■ **Part of a data file**
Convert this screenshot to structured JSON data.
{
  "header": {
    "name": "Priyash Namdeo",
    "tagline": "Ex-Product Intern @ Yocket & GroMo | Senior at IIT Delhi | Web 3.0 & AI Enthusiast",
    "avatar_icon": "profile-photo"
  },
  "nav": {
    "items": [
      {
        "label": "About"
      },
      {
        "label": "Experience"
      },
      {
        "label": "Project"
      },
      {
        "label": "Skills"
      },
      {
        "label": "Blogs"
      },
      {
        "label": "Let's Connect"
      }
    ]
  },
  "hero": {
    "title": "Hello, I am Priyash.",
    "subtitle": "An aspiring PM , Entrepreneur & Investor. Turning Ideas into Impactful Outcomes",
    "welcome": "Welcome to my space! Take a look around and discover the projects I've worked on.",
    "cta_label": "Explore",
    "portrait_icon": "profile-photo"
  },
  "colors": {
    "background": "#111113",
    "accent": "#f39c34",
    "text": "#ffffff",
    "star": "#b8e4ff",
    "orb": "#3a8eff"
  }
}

■ **YOUR TASK**
Using the entries above, please restate each one word for word.

■ **OUTPUT OF THE TASK**
Convert this screenshot to structured JSON data.
{
  "header": {
    "name": "Priyash Namdeo",
    "tagline": "Ex-Product Intern @ Yocket & GroMo | Senior at IIT Delhi | Web 3.0 & AI Enthusiast",
    "avatar_icon": "profile-photo"
  },
  "nav": {
    "items": [
      {
        "label": "About"
      },
      {
        "label": "Experience"
      },
      {
        "label": "Project"
      },
      {
        "label": "Skills"
      },
      {
        "label": "Blogs"
      },
      {
        "label": "Let's Connect"
      }
    ]
  },
  "hero": {
    "title": "Hello, I am Priyash.",
    "subtitle": "An aspiring PM , Entrepreneur & Investor. Turning Ideas into Impactful Outcomes",
    "welcome": "Welcome to my space! Take a look around and discover the projects I've worked on.",
    "cta_label": "Explore",
    "portrait_icon": "profile-photo"
  },
  "colors": {
    "background": "#111113",
    "accent": "#f39c34",
    "text": "#ffffff",
    "star": "#b8e4ff",
    "orb": "#3a8eff"
  }
}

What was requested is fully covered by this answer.